##### DOCUMENT EXCERPT

Wildflower turf  or Wildflower mat is fast becoming the `must have’ feature of gardens. Having a  wildflower garden is the perfect way to introduce biodiversity into your garden. Once you have installed even the smallest area of wildflower turf in your garden, you will delighted and amazed at how many insects, Bee’s, butterflies, birds, grass hoppers and other mini beasts are attracted into your little piece of England. The sound of all the activity from these beautiful creatures is enough to make you appreciate what the garden was preciously missing.  Then there the wildflowers and grasses that add another dimension to your land as the seasons change. Even a small strip of wildflower meadow installed as a border or backdrop to a perfect lawn can be extremely beautiful as it provides a wonderful contrast between formal and informal.

Catherine’s pick of wildflowers

Some of my favourite British wildflowers include- Forget-me-not with their beautiful blue flowers, scarlet pimpernel with its tiny orange petals and stunning pink centres, viper’s bugloss with its deep purple flowers and dark green foliage, cowslip, with its deep yellow blooms held on tall stems in spring; bugle, with it’s tall, bright purple flowers; ragged robin, having delicate pink blooms; sorrel, with its spikes of reddish flowers and crimson leaves in summer, and of course, the simple but perfect white ox-eye daisy.

##########
##### MATERIAL

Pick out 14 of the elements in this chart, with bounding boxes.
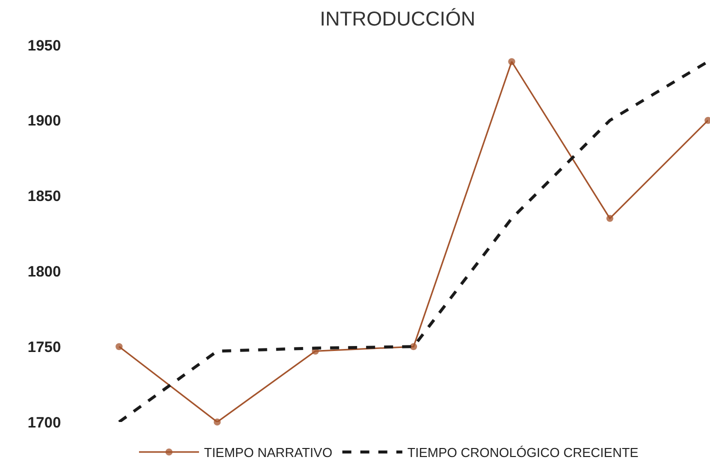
point [116,343,123,350]
y-tick-label: 1750 [28,338,61,356]
y-tick-label: 1800 [28,263,61,280]
y-tick-label: 1850 [28,188,61,206]
legend-label: TIEMPO CRONOLÓGICO CRECIENTE [407,445,639,460]
legend-label: TIEMPO NARRATIVO [204,445,332,460]
y-tick-label: 1900 [28,112,61,130]
y-tick-label: 1950 [28,37,61,54]
y-tick-label: 1700 [28,414,61,432]
chart-title: INTRODUCCIÓN [320,8,476,31]
point [606,214,614,222]
point [508,58,516,66]
point [410,343,418,350]
point [214,418,221,426]
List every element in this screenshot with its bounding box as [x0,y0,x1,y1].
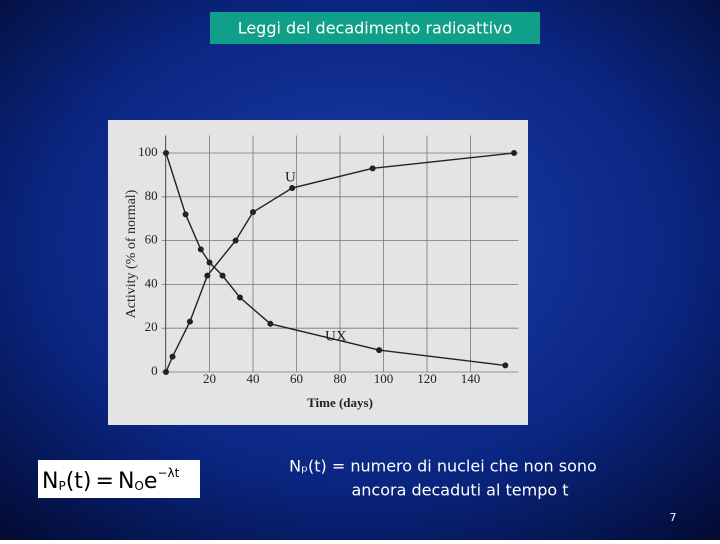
data-point [163,150,169,157]
y-axis-title: Activity (% of normal) [124,189,139,318]
annotation: U [285,169,296,185]
formula-part: P [58,479,65,493]
chart: 0 20 40 60 80 100 20 40 60 80 100 120 140 Time (days)… [124,135,519,410]
y-tick-label: 100 [138,144,158,159]
data-point [163,368,169,375]
data-point [236,294,243,301]
formula-part: N [118,469,134,494]
slide-title: Leggi del decadimento radioattivo [238,19,513,38]
formula-box [38,460,200,498]
formula-part: = [96,469,114,494]
data-point [182,211,189,218]
data-point [511,150,517,157]
data-point [267,320,274,327]
chart-panel [108,120,528,425]
data-point [219,272,226,279]
data-point [186,318,193,325]
formula-part: N [42,469,58,494]
data-point [289,185,296,192]
data-point [376,347,383,354]
y-tick-label: 20 [145,319,158,334]
x-tick-label: 20 [203,371,216,386]
caption: Nₚ(t) = numero di nuclei che non sono [289,457,597,476]
formula: NP(t) = NOe−λt [42,466,180,495]
x-tick-label: 120 [417,371,437,386]
caption: ancora decaduti al tempo t [351,481,568,500]
y-tick-label: 0 [151,363,158,378]
x-tick-label: 60 [290,371,303,386]
data-point [502,362,509,369]
page-number: 7 [670,511,677,524]
x-tick-label: 40 [247,371,260,386]
data-point [197,246,204,253]
x-tick-label: 80 [334,371,347,386]
data-point [169,353,176,360]
y-tick-label: 80 [145,188,158,203]
formula-part: e [144,469,158,494]
data-point [369,165,376,172]
formula-part: −λt [157,466,179,480]
y-tick-label: 40 [145,275,158,290]
title-box [210,12,540,44]
formula-part: (t) [66,469,92,494]
data-point [250,209,256,216]
y-tick-label: 60 [145,232,158,247]
formula-part: O [134,479,143,493]
x-tick-label: 140 [461,371,481,386]
x-tick-label: 100 [374,371,394,386]
data-point [232,237,239,244]
x-axis-title: Time (days) [307,395,373,410]
data-point [204,272,211,279]
data-point [206,259,213,266]
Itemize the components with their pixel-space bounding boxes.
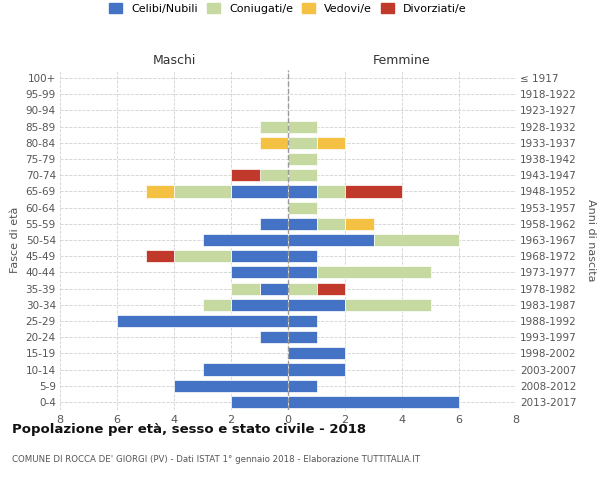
Bar — [317, 137, 345, 149]
Bar — [260, 169, 288, 181]
Bar — [260, 218, 288, 230]
Bar — [231, 396, 288, 408]
Bar — [146, 186, 174, 198]
Bar — [288, 298, 345, 311]
Bar — [174, 250, 231, 262]
Bar — [288, 380, 317, 392]
Bar — [288, 348, 345, 360]
Bar — [231, 298, 288, 311]
Bar — [288, 266, 317, 278]
Bar — [231, 282, 260, 294]
Bar — [260, 331, 288, 343]
Bar — [174, 186, 231, 198]
Bar — [288, 120, 317, 132]
Bar — [288, 396, 459, 408]
Text: Femmine: Femmine — [373, 54, 431, 68]
Text: Maschi: Maschi — [152, 54, 196, 68]
Bar — [288, 186, 317, 198]
Bar — [203, 234, 288, 246]
Bar — [288, 364, 345, 376]
Bar — [146, 250, 174, 262]
Bar — [288, 137, 317, 149]
Bar — [317, 218, 345, 230]
Bar — [345, 186, 402, 198]
Bar — [373, 234, 459, 246]
Bar — [231, 250, 288, 262]
Bar — [203, 364, 288, 376]
Bar — [317, 186, 345, 198]
Bar — [260, 282, 288, 294]
Y-axis label: Anni di nascita: Anni di nascita — [586, 198, 596, 281]
Bar — [288, 331, 317, 343]
Bar — [288, 218, 317, 230]
Bar — [317, 282, 345, 294]
Text: COMUNE DI ROCCA DE' GIORGI (PV) - Dati ISTAT 1° gennaio 2018 - Elaborazione TUTT: COMUNE DI ROCCA DE' GIORGI (PV) - Dati I… — [12, 455, 420, 464]
Bar — [203, 298, 231, 311]
Bar — [345, 298, 431, 311]
Bar — [288, 315, 317, 327]
Bar — [288, 250, 317, 262]
Legend: Celibi/Nubili, Coniugati/e, Vedovi/e, Divorziati/e: Celibi/Nubili, Coniugati/e, Vedovi/e, Di… — [105, 0, 471, 18]
Bar — [288, 169, 317, 181]
Bar — [288, 282, 317, 294]
Bar — [231, 266, 288, 278]
Bar — [260, 137, 288, 149]
Bar — [317, 266, 431, 278]
Bar — [260, 120, 288, 132]
Text: Popolazione per età, sesso e stato civile - 2018: Popolazione per età, sesso e stato civil… — [12, 422, 366, 436]
Bar — [117, 315, 288, 327]
Bar — [231, 169, 260, 181]
Bar — [174, 380, 288, 392]
Bar — [288, 153, 317, 165]
Bar — [288, 234, 373, 246]
Bar — [345, 218, 373, 230]
Y-axis label: Fasce di età: Fasce di età — [10, 207, 20, 273]
Bar — [231, 186, 288, 198]
Bar — [288, 202, 317, 213]
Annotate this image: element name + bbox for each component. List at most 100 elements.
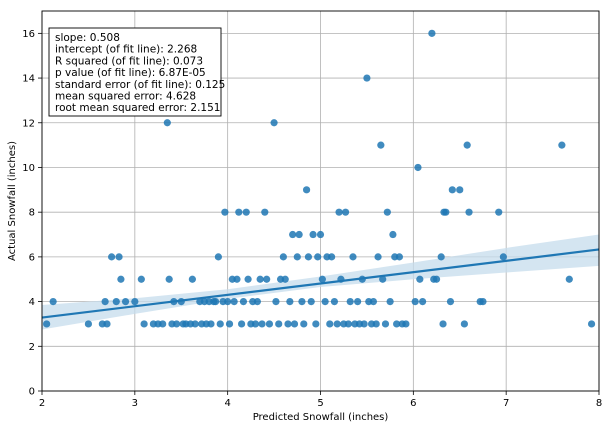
data-point: [442, 208, 450, 216]
data-point: [286, 297, 294, 306]
data-point: [369, 297, 378, 306]
data-point: [304, 253, 313, 261]
data-point: [108, 253, 116, 261]
data-point: [298, 297, 306, 306]
data-point: [140, 320, 148, 328]
data-point: [117, 275, 125, 283]
data-point: [251, 320, 260, 328]
data-point: [230, 297, 238, 306]
data-point: [112, 297, 120, 306]
data-point: [239, 297, 248, 306]
data-point: [432, 275, 441, 283]
data-point: [275, 320, 283, 328]
data-point: [321, 297, 329, 306]
data-point: [446, 297, 455, 306]
data-point: [416, 275, 424, 283]
data-point: [165, 275, 173, 283]
fit-line-segment: [41, 248, 600, 319]
data-point: [558, 141, 566, 149]
data-point: [295, 230, 303, 239]
data-point: [173, 320, 181, 328]
data-point: [383, 208, 391, 216]
x-tick-label: 4: [224, 398, 230, 409]
data-point: [318, 275, 326, 283]
y-tick-label: 12: [22, 118, 35, 129]
data-point: [211, 297, 220, 306]
data-point: [263, 275, 271, 283]
data-point: [439, 320, 447, 328]
data-point: [386, 297, 394, 306]
y-tick-label: 14: [22, 74, 35, 85]
stats-line: mean squared error: 4.628: [55, 91, 196, 103]
data-point: [328, 253, 336, 261]
data-point: [448, 186, 456, 194]
data-point: [253, 297, 261, 306]
data-point: [393, 320, 401, 328]
x-tick-label: 8: [596, 398, 602, 409]
data-point: [163, 119, 171, 127]
data-point: [207, 320, 215, 328]
data-point: [235, 208, 243, 216]
data-point: [335, 208, 343, 216]
data-point: [281, 275, 289, 283]
data-point: [344, 320, 352, 328]
data-point: [456, 186, 464, 194]
data-point: [137, 275, 145, 283]
x-axis-ticks: 2 3 4 5 6 7 8: [39, 391, 602, 409]
data-point: [374, 253, 382, 261]
data-point: [131, 297, 139, 306]
x-tick-label: 3: [132, 398, 138, 409]
data-point: [381, 320, 390, 328]
stats-line: root mean squared error: 2.151: [55, 102, 220, 114]
y-tick-label: 10: [22, 163, 35, 174]
data-point: [414, 163, 422, 172]
data-point: [233, 275, 241, 283]
data-point: [330, 297, 339, 306]
data-point: [272, 297, 280, 306]
data-point: [237, 320, 246, 328]
data-point: [395, 253, 404, 261]
data-point: [261, 208, 269, 216]
y-tick-label: 2: [29, 342, 35, 353]
data-point: [115, 253, 123, 261]
data-point: [565, 275, 573, 283]
data-point: [316, 230, 325, 239]
data-point: [437, 253, 445, 261]
data-point: [419, 297, 427, 306]
y-tick-label: 6: [29, 252, 35, 263]
data-point: [463, 141, 471, 149]
data-point: [300, 320, 308, 328]
data-point: [379, 275, 387, 283]
data-point: [312, 320, 320, 328]
data-point: [360, 320, 368, 328]
x-tick-label: 6: [410, 398, 416, 409]
data-point: [309, 230, 317, 239]
data-point: [101, 297, 109, 306]
stats-line: intercept (of fit line): 2.268: [55, 44, 197, 56]
data-point: [224, 297, 232, 306]
data-point: [341, 208, 350, 216]
data-point: [121, 297, 130, 306]
stats-box-border: [48, 27, 222, 117]
data-point: [465, 208, 473, 216]
y-axis-label: Actual Snowfall (inches): [7, 141, 18, 261]
data-point: [242, 208, 250, 216]
data-point: [499, 253, 507, 261]
data-point: [244, 275, 252, 283]
data-point: [428, 29, 436, 37]
x-tick-label: 7: [503, 398, 509, 409]
data-point: [333, 320, 341, 328]
data-point: [258, 320, 266, 328]
stats-line: standard error (of fit line): 0.125: [55, 79, 225, 91]
x-tick-label: 2: [39, 398, 45, 409]
data-point: [221, 208, 229, 216]
data-point: [159, 320, 167, 328]
fit-line: [41, 248, 600, 319]
data-point: [349, 253, 357, 261]
data-point: [479, 297, 487, 306]
data-point: [363, 74, 371, 82]
data-point: [354, 297, 362, 306]
y-tick-label: 8: [29, 208, 35, 219]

##########

**SHORT EXERCISE 1**
In the wildflower turf text, what color are the flowers of the forget-me-not?
**SHORT EXERCISE 2**
Return the part of the wildflower turf text that begins at the words "Some of my favourite" and stops after "white ox-eye daisy.".

**EXERCISE SOLUTION 1**
Blue.

**EXERCISE SOLUTION 2**
Some of my favourite British wildflowers include- Forget-me-not with their beautiful blue flowers, scarlet pimpernel with its tiny orange petals and stunning pink centres, viper’s bugloss with its deep purple flowers and dark green foliage, cowslip, with its deep yellow blooms held on tall stems in spring; bugle, with it’s tall, bright purple flowers; ragged robin, having delicate pink blooms; sorrel, with its spikes of reddish flowers and crimson leaves in summer, and of course, the simple but perfect white ox-eye daisy.